*Requirement*: Find the lines that contain the word "Horizonte" and copy each one.

Collected data entries:

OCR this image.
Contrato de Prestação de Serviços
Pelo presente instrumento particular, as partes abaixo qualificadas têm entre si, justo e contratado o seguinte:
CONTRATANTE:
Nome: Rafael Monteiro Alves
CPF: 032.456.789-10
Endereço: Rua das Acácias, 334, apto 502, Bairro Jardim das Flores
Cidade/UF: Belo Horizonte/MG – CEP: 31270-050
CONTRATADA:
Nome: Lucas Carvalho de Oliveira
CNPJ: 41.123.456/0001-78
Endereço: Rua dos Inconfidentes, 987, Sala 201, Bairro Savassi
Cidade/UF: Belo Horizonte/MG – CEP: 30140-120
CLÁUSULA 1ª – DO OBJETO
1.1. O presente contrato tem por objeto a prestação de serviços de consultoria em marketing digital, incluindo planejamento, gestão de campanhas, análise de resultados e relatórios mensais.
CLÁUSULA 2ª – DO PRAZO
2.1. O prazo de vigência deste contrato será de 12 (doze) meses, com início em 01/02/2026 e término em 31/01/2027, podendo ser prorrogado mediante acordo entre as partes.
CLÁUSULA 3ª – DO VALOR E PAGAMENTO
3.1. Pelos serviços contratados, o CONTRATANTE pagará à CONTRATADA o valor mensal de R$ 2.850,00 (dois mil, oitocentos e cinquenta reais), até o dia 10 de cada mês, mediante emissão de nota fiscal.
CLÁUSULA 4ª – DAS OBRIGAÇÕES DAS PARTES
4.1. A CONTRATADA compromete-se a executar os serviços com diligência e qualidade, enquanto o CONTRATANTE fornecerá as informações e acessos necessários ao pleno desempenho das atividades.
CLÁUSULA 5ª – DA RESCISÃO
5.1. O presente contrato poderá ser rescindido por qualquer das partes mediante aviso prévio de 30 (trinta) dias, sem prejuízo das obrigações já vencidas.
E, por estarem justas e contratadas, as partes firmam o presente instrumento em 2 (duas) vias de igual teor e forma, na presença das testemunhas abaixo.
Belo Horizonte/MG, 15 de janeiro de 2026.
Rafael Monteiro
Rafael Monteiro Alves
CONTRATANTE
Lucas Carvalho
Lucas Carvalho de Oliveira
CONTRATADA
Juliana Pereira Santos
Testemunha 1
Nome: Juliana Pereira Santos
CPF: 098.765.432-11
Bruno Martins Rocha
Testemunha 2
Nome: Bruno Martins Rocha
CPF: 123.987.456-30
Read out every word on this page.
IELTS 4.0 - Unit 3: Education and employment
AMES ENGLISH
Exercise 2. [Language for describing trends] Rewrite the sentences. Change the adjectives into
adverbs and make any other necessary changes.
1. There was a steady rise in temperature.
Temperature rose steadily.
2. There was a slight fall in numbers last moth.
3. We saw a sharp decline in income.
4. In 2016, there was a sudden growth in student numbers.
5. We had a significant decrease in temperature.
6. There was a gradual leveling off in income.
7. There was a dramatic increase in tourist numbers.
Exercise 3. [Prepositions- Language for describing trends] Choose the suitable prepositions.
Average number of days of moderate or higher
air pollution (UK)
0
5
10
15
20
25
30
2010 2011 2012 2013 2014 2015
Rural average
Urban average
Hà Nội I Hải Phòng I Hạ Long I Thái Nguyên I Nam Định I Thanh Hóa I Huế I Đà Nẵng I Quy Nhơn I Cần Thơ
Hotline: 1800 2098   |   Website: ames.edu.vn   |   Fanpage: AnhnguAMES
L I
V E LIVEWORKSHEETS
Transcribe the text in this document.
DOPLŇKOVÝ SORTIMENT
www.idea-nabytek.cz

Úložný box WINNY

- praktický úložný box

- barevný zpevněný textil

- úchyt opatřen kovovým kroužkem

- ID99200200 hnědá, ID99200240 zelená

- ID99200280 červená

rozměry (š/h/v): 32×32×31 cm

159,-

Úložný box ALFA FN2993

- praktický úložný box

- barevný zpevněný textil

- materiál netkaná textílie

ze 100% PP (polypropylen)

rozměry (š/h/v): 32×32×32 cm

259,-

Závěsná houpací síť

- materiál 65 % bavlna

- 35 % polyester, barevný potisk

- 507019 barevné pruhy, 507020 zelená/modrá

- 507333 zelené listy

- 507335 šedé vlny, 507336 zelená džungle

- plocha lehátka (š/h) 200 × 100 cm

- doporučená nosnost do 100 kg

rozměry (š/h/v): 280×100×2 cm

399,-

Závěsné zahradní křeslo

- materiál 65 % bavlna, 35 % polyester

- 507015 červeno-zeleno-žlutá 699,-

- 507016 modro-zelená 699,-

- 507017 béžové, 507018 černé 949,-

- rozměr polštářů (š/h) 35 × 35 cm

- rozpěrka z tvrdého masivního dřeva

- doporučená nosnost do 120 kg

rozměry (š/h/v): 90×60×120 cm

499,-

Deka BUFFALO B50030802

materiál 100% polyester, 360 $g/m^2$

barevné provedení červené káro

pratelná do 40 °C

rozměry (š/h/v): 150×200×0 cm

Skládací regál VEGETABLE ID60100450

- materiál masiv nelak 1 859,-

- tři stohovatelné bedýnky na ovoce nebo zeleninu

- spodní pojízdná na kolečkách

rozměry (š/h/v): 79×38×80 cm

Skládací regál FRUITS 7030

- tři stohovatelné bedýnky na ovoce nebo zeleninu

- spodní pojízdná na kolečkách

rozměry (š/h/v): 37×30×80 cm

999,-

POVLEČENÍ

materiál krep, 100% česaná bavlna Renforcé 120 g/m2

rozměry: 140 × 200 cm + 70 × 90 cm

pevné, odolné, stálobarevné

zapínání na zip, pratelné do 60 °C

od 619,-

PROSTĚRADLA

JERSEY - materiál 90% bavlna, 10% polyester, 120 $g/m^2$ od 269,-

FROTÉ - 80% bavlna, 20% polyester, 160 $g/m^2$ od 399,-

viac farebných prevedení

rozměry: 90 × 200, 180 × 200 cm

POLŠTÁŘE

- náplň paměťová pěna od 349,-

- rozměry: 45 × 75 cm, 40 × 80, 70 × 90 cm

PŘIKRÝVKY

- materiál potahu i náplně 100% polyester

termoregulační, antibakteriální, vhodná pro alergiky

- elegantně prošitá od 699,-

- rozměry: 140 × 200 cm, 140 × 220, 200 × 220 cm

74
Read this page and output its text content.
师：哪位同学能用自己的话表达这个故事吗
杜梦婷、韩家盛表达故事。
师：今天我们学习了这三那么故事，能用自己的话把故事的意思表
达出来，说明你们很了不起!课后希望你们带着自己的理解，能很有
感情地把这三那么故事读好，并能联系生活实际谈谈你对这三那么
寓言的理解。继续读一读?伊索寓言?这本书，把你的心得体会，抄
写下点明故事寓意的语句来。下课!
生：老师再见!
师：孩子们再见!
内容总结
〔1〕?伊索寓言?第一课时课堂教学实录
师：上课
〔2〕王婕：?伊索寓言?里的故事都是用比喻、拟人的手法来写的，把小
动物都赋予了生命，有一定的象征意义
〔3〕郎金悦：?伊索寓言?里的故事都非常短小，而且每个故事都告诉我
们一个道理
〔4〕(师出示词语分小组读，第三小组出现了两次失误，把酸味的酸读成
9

*Solution to this problem*:
Cidade/UF: Belo Horizonte/MG – CEP: 31270-050
Cidade/UF: Belo Horizonte/MG – CEP: 30140-120
Belo Horizonte/MG, 15 de janeiro de 2026.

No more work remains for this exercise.